Records from a collection
┌────────

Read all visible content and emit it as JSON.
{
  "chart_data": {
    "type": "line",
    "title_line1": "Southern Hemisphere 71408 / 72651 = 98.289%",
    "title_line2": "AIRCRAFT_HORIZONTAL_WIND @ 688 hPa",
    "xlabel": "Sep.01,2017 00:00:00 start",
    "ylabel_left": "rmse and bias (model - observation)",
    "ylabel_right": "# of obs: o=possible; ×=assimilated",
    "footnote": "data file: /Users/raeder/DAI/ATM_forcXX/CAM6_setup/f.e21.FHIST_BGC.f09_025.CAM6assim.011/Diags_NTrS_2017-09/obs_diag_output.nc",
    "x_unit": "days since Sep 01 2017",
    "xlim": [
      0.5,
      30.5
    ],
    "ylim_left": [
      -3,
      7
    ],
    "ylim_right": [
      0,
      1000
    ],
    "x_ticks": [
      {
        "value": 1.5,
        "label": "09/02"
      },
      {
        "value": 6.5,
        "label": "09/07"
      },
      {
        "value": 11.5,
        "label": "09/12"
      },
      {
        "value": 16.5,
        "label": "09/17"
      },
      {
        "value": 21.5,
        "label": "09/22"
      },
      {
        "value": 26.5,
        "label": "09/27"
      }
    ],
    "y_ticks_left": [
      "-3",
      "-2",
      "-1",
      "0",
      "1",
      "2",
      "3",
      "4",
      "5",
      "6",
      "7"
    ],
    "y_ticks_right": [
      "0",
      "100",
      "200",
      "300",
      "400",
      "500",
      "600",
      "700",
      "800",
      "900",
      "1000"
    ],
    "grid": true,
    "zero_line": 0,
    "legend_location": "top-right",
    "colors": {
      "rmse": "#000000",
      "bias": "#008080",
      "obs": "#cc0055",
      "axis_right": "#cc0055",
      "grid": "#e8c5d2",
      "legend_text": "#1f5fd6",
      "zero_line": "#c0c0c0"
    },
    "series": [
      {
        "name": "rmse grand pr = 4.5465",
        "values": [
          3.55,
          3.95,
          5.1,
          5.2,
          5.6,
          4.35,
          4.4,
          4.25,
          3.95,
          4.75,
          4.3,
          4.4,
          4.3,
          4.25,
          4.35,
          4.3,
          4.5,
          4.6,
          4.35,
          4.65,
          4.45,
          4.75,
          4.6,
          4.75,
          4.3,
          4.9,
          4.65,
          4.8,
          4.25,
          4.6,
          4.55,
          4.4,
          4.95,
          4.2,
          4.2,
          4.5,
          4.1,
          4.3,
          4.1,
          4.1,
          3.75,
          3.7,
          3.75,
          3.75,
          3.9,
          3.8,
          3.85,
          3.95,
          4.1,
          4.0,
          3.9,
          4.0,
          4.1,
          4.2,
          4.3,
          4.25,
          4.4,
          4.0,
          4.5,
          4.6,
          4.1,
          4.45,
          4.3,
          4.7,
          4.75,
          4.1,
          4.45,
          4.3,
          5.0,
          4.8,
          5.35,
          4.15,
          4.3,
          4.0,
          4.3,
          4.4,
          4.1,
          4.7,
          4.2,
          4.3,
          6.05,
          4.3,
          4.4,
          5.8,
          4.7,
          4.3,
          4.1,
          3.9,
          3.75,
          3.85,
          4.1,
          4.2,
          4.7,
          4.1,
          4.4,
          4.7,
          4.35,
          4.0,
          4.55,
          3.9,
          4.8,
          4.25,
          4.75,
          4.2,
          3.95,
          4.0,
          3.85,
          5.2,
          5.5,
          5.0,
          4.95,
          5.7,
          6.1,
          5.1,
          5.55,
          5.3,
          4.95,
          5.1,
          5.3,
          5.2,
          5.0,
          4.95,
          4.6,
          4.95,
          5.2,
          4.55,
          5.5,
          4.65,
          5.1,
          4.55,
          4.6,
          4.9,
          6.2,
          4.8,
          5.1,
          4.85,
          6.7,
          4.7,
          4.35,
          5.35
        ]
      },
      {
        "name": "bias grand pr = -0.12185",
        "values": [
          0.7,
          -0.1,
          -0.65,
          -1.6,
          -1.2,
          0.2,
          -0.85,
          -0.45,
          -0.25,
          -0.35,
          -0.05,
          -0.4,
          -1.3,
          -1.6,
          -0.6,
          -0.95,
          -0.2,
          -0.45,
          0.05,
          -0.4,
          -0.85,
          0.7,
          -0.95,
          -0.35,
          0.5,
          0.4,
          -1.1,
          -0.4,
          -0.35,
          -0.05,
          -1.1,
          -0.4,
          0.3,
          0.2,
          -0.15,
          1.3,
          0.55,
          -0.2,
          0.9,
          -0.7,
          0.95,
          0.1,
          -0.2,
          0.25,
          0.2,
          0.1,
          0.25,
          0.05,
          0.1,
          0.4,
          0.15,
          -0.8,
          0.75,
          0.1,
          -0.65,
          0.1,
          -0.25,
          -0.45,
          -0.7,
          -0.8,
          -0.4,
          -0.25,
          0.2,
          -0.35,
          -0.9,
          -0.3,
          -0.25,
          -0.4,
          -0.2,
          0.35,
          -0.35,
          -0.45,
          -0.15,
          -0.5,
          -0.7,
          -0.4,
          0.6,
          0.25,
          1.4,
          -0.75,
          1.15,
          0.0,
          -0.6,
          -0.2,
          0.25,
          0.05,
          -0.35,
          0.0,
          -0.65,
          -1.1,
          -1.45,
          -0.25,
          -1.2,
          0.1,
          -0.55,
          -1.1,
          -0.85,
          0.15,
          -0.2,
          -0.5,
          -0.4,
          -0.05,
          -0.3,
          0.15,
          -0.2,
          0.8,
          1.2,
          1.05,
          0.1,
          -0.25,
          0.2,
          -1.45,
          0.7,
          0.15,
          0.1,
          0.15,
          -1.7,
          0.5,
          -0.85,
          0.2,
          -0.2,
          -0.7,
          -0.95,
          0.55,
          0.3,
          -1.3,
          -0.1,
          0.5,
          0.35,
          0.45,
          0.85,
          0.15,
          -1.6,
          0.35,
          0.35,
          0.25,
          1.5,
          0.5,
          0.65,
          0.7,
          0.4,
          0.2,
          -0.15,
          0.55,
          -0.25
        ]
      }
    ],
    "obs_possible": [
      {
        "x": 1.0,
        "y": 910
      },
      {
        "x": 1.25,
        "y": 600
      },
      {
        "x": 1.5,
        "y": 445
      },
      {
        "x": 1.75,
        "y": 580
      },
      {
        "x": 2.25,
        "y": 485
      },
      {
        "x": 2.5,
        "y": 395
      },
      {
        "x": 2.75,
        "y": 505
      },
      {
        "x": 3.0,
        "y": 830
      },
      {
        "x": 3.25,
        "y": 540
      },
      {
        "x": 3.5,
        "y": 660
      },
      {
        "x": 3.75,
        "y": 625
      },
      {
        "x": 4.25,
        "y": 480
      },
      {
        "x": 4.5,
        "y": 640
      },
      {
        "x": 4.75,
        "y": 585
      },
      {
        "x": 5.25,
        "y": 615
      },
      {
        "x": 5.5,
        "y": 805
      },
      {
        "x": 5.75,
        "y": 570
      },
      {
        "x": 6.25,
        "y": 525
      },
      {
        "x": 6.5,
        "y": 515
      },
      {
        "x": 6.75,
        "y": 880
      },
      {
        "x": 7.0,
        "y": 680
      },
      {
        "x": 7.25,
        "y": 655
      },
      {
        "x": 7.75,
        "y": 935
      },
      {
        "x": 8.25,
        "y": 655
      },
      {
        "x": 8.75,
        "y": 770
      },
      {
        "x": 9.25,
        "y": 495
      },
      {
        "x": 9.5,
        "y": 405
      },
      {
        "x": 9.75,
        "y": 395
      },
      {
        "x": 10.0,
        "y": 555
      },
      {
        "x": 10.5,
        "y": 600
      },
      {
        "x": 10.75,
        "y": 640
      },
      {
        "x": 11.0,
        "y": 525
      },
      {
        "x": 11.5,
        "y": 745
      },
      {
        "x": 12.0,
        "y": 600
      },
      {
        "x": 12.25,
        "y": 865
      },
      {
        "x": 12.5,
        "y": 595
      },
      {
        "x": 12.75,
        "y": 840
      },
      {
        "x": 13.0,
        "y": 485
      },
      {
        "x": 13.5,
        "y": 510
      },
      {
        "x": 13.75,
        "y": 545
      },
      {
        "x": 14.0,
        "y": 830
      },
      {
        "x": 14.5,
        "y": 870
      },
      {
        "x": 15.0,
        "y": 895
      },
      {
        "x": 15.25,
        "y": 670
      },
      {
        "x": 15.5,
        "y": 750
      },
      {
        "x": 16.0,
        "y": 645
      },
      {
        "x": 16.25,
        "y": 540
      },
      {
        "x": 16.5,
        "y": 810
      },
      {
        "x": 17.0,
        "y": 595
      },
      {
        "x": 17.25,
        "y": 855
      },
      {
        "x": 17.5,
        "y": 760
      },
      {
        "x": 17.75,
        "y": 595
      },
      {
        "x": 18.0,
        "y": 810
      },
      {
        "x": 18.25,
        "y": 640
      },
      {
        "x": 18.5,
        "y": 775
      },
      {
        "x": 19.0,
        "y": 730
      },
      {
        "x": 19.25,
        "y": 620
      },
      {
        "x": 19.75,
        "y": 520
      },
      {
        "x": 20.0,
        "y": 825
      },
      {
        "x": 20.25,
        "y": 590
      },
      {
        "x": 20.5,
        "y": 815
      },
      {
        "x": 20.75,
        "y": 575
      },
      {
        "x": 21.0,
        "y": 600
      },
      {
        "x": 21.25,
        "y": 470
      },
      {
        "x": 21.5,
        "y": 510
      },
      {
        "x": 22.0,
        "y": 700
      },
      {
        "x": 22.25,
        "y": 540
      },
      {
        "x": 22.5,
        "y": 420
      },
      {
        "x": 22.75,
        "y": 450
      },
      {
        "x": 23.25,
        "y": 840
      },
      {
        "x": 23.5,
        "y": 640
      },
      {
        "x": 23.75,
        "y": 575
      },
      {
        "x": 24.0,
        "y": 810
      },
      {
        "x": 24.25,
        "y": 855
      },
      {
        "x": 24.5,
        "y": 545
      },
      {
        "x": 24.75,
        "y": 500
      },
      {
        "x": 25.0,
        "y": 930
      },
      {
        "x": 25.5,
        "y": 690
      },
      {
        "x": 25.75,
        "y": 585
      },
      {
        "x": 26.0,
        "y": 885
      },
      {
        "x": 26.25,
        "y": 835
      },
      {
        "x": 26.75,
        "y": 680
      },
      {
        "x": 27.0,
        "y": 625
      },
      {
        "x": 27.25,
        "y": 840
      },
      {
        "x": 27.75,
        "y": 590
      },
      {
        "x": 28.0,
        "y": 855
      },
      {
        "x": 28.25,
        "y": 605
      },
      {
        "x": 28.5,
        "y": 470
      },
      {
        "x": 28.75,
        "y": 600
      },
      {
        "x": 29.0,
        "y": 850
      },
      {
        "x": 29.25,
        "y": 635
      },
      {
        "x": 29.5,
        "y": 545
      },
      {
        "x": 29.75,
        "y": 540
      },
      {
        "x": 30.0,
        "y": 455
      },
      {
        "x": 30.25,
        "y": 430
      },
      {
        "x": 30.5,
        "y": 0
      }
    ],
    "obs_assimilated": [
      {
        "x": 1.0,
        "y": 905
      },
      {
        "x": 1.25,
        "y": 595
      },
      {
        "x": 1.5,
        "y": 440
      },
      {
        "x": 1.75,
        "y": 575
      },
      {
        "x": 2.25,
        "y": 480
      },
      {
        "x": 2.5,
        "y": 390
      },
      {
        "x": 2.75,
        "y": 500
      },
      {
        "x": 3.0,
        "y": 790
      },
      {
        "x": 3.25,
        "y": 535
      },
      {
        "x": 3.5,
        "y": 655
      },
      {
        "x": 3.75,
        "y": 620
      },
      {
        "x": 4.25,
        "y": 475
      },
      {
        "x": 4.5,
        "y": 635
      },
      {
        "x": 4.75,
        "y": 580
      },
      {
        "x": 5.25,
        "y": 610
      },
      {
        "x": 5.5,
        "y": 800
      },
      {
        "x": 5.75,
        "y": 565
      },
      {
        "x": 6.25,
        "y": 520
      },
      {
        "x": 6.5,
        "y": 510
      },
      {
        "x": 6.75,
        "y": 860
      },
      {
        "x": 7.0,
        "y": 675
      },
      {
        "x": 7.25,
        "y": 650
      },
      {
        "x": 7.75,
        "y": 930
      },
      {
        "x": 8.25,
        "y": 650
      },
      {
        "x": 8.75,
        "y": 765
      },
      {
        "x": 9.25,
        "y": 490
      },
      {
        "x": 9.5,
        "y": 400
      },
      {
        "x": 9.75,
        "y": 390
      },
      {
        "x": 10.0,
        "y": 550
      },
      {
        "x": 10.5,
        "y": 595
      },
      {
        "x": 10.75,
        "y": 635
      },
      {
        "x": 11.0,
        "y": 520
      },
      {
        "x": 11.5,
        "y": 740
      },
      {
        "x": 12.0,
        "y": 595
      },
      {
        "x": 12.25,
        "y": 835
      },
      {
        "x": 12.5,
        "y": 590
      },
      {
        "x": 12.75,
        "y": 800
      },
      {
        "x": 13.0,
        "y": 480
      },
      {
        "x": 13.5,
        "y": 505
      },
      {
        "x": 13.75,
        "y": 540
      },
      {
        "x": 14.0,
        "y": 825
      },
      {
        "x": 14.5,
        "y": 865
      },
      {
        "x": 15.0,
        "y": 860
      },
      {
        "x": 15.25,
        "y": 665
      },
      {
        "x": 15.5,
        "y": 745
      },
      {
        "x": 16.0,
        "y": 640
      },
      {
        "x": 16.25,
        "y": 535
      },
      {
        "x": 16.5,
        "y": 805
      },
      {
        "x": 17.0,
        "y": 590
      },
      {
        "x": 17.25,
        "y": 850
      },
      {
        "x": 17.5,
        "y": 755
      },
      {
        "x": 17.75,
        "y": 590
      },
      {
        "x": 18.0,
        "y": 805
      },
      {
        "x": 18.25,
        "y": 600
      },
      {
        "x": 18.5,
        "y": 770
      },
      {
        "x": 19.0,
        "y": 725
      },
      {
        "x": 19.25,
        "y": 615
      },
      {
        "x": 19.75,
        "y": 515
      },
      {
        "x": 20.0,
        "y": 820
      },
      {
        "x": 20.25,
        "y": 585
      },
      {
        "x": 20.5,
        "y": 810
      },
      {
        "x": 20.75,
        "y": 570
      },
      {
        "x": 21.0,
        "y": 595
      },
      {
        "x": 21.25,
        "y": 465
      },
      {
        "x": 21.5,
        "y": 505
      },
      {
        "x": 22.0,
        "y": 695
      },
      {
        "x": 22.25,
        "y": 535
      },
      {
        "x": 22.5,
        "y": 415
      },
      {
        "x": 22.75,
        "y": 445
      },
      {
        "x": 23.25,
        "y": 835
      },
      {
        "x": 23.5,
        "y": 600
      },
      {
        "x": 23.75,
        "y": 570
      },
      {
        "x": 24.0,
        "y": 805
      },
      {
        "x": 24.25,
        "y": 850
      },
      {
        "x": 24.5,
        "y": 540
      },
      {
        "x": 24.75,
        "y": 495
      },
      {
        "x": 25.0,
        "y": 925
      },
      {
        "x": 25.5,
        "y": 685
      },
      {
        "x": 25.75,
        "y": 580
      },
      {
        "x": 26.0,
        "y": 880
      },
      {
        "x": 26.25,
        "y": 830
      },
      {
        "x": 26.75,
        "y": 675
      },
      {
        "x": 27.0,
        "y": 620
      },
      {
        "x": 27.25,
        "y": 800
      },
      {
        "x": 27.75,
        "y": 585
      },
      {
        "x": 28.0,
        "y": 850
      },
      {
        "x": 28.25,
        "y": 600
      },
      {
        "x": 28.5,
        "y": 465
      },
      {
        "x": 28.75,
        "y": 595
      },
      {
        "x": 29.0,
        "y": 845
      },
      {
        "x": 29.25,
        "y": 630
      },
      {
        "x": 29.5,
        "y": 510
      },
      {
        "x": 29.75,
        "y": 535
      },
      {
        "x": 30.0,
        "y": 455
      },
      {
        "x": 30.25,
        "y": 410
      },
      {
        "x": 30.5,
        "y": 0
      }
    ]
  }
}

└────────

§ Written problem: Make a list of all lines in the data that contain "grand".

§ Answer to the exercise:
        "name": "rmse grand pr = 4.5465",
        "name": "bias grand pr = -0.12185",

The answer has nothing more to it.